>> Begin DATA IN THIS EXERCISE
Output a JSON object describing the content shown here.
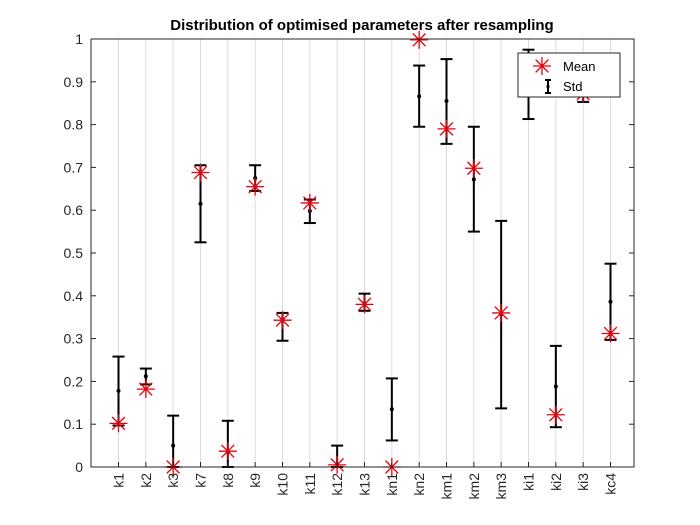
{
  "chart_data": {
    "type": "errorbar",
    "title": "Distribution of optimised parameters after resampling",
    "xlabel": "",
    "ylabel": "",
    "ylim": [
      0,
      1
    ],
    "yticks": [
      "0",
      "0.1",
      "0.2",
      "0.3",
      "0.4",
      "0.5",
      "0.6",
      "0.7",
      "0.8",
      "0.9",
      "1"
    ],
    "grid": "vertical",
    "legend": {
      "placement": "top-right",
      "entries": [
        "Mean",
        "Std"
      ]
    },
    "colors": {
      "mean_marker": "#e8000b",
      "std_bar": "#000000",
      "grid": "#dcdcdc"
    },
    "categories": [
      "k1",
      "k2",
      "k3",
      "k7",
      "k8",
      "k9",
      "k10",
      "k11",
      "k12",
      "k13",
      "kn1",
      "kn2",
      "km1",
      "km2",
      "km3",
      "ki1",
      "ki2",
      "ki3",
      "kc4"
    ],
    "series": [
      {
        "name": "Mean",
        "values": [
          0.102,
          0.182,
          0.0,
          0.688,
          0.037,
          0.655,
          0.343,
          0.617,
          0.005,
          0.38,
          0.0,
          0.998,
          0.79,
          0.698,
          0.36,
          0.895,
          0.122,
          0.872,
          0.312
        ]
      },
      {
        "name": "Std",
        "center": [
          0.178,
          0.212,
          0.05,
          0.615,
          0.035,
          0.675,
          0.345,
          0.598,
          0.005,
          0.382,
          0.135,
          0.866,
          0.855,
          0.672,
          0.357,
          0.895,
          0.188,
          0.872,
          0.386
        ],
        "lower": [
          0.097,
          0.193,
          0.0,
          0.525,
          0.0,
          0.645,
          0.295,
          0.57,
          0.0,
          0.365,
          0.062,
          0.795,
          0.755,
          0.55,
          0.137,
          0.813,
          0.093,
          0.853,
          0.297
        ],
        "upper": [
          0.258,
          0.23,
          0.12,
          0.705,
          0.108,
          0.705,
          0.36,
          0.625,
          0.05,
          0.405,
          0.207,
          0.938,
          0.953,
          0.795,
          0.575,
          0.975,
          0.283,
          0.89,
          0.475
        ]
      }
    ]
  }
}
>> End DATA IN THIS EXERCISE
>> Begin DATA IN THIS EXERCISE
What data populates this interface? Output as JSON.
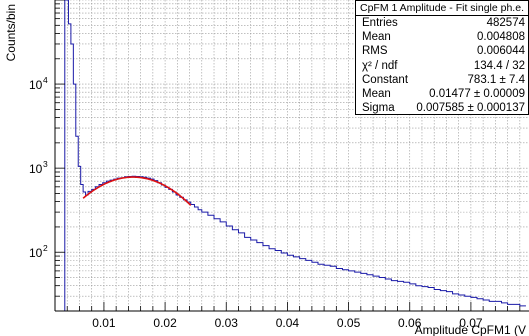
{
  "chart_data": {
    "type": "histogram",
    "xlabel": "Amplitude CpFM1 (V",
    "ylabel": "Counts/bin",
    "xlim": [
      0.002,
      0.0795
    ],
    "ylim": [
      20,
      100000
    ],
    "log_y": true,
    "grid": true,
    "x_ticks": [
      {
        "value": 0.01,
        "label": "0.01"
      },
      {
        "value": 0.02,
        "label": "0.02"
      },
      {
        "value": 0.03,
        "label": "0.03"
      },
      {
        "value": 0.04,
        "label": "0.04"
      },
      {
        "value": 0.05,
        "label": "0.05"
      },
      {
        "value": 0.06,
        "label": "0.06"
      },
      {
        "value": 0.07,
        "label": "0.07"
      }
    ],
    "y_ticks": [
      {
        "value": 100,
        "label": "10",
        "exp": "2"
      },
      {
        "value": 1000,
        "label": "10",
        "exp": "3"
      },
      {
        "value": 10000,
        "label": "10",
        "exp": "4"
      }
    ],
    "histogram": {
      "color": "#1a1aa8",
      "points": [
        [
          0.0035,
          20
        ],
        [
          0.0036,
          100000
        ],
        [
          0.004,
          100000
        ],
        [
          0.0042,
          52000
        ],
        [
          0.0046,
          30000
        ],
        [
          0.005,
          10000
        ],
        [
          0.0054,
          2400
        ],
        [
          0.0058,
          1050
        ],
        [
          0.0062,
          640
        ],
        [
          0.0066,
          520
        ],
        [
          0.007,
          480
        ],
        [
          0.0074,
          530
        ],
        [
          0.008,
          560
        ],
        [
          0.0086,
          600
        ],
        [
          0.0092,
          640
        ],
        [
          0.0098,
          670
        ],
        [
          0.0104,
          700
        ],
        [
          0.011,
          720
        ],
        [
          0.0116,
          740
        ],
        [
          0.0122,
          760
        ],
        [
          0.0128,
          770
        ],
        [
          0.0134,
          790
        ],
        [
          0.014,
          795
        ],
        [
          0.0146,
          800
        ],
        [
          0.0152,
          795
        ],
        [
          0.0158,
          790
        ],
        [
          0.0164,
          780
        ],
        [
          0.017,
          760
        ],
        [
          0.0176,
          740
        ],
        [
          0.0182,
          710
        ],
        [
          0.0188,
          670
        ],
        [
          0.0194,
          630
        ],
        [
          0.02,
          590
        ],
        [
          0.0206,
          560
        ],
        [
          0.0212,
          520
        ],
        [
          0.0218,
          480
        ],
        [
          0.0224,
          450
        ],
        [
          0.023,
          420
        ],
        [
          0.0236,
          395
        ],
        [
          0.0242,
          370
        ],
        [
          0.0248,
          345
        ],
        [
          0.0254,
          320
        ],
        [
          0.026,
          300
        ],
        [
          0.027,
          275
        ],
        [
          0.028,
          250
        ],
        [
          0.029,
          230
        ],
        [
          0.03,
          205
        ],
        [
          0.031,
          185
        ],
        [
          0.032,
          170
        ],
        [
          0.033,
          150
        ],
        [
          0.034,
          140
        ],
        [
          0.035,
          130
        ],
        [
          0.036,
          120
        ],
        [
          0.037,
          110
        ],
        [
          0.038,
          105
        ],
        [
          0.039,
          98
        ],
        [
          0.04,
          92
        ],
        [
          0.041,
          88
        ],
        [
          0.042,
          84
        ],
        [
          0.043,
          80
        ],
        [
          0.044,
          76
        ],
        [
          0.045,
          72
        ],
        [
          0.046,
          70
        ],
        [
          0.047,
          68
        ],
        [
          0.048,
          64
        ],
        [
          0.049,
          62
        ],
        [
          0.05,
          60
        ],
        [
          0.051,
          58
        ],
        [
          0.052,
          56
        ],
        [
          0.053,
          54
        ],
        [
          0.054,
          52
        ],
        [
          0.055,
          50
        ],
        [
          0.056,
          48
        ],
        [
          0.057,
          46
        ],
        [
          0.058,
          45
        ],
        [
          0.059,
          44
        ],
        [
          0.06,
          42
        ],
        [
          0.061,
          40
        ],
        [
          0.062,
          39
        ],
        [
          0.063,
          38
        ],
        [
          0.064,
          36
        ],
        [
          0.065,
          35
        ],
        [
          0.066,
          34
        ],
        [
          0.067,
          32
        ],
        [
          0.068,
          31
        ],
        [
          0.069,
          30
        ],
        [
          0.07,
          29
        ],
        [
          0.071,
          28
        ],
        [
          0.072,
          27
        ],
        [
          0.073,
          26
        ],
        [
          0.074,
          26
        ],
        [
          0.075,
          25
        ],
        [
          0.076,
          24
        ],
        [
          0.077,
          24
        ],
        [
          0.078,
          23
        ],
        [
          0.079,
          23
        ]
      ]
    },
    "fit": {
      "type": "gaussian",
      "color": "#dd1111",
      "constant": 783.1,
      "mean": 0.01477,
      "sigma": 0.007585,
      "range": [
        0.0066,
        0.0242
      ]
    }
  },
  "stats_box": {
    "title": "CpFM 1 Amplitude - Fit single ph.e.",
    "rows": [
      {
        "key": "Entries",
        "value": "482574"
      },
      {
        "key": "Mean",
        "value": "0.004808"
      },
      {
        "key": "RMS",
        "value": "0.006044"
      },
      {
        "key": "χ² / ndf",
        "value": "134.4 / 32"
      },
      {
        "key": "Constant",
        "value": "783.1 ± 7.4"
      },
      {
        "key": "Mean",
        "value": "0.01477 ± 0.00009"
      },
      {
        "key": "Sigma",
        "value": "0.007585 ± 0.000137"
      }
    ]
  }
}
>> End DATA IN THIS EXERCISE
>> Begin DATA IN THIS EXERCISE
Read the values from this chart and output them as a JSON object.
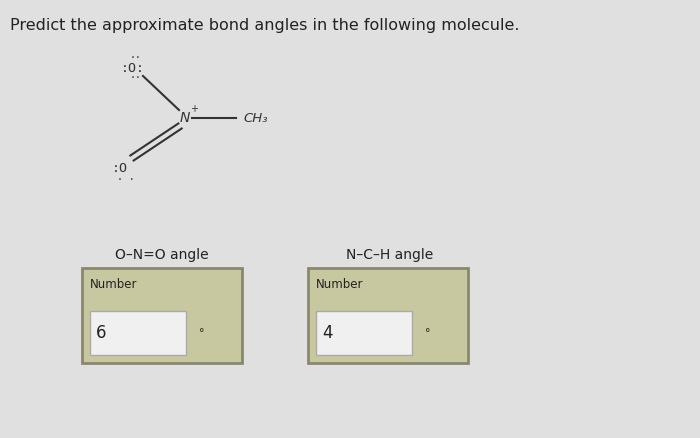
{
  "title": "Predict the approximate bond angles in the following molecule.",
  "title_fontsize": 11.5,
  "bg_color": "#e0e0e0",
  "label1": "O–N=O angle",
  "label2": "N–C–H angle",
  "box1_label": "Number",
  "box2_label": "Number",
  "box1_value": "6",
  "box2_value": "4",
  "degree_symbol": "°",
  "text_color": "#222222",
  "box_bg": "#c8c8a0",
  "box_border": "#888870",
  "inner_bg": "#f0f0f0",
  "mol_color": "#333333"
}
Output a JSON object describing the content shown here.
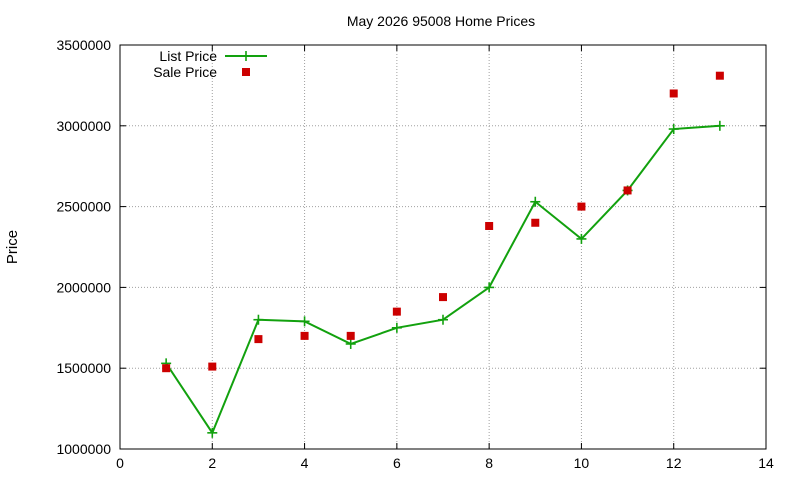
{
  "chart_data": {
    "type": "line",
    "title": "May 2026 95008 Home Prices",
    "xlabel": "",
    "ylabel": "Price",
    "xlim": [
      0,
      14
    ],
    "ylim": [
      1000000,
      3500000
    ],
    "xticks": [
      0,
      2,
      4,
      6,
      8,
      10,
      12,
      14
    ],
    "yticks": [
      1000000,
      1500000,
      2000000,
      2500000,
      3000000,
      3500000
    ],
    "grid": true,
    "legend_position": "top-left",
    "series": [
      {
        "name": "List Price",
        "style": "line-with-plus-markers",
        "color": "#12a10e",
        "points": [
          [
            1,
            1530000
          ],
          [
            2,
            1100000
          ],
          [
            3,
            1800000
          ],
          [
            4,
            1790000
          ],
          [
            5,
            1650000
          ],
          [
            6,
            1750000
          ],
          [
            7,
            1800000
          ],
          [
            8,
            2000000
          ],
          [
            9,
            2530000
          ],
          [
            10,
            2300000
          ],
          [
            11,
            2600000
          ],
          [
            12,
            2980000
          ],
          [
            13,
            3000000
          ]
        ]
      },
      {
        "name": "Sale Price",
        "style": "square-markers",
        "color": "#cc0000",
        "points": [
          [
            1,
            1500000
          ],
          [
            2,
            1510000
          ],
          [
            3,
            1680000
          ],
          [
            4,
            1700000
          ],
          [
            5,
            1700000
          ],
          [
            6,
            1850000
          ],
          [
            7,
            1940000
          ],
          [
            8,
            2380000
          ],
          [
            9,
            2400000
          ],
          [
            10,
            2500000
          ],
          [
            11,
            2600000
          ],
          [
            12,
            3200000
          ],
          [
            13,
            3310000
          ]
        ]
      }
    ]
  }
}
>> End DATA IN THIS EXERCISE
- WHAT IS REQUIRED:
Go through the entries above and count the lines containing the word "ylabel"; give only that count.

- RESULT:
3